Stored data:

◇ ◇ ◇

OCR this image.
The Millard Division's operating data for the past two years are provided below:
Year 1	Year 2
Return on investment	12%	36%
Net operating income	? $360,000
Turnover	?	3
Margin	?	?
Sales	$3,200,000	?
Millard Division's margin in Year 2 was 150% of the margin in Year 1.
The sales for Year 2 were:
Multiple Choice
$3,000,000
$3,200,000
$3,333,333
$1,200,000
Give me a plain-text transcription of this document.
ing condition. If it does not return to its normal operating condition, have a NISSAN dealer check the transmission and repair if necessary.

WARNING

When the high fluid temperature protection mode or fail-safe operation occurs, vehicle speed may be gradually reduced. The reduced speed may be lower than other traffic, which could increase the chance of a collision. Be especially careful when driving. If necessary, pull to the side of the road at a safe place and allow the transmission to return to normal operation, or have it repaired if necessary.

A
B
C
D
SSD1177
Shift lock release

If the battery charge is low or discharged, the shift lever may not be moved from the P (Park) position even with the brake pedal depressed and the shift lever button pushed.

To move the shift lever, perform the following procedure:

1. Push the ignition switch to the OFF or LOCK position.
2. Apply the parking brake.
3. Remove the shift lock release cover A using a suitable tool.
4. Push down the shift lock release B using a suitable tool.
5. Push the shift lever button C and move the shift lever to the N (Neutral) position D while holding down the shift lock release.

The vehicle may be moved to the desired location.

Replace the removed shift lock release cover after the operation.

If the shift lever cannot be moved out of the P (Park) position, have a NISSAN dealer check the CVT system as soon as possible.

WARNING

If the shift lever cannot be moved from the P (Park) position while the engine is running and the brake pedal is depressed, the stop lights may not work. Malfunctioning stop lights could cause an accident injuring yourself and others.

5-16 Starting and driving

◇ ◇ ◇

Short task:
Find the word "release" in the entries, and copy every line it shows up in.

Exercise answer:
Shift lock release
3. Remove the shift lock release cover A using a suitable tool.
4. Push down the shift lock release B using a suitable tool.
5. Push the shift lever button C and move the shift lever to the N (Neutral) position D while holding down the shift lock release.
Replace the removed shift lock release cover after the operation.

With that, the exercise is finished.